Copy out all of the material, matching it word for word.
::: Source material :::
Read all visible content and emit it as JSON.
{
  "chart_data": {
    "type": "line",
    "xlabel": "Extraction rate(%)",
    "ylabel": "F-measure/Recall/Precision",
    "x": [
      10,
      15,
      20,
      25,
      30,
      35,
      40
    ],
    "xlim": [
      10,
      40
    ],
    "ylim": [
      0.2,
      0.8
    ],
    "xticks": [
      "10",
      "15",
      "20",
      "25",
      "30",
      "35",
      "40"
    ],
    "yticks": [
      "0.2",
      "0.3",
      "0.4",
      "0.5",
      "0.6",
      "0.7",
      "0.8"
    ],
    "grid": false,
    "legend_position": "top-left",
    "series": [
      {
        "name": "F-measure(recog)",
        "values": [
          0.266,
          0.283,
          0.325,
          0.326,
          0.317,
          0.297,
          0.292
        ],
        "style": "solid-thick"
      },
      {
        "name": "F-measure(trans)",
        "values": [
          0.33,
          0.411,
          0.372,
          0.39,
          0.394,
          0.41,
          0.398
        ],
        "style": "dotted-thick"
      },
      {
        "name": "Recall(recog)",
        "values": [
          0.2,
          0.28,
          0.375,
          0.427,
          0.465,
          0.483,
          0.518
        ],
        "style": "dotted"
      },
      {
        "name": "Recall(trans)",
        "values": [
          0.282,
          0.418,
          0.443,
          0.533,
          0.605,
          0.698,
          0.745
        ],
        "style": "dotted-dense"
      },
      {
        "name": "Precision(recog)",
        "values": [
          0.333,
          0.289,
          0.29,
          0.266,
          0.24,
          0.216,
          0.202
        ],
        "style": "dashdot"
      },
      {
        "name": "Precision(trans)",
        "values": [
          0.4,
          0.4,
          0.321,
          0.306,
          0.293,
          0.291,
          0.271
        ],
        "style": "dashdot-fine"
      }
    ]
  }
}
:::
:: Final result ::
Read all visible content and emit it as JSON.
{
  "chart_data": {
    "type": "line",
    "xlabel": "Extraction rate(%)",
    "ylabel": "F-measure/Recall/Precision",
    "x": [
      10,
      15,
      20,
      25,
      30,
      35,
      40
    ],
    "xlim": [
      10,
      40
    ],
    "ylim": [
      0.2,
      0.8
    ],
    "xticks": [
      "10",
      "15",
      "20",
      "25",
      "30",
      "35",
      "40"
    ],
    "yticks": [
      "0.2",
      "0.3",
      "0.4",
      "0.5",
      "0.6",
      "0.7",
      "0.8"
    ],
    "grid": false,
    "legend_position": "top-left",
    "series": [
      {
        "name": "F-measure(recog)",
        "values": [
          0.266,
          0.283,
          0.325,
          0.326,
          0.317,
          0.297,
          0.292
        ],
        "style": "solid-thick"
      },
      {
        "name": "F-measure(trans)",
        "values": [
          0.33,
          0.411,
          0.372,
          0.39,
          0.394,
          0.41,
          0.398
        ],
        "style": "dotted-thick"
      },
      {
        "name": "Recall(recog)",
        "values": [
          0.2,
          0.28,
          0.375,
          0.427,
          0.465,
          0.483,
          0.518
        ],
        "style": "dotted"
      },
      {
        "name": "Recall(trans)",
        "values": [
          0.282,
          0.418,
          0.443,
          0.533,
          0.605,
          0.698,
          0.745
        ],
        "style": "dotted-dense"
      },
      {
        "name": "Precision(recog)",
        "values": [
          0.333,
          0.289,
          0.29,
          0.266,
          0.24,
          0.216,
          0.202
        ],
        "style": "dashdot"
      },
      {
        "name": "Precision(trans)",
        "values": [
          0.4,
          0.4,
          0.321,
          0.306,
          0.293,
          0.291,
          0.271
        ],
        "style": "dashdot-fine"
      }
    ]
  }
}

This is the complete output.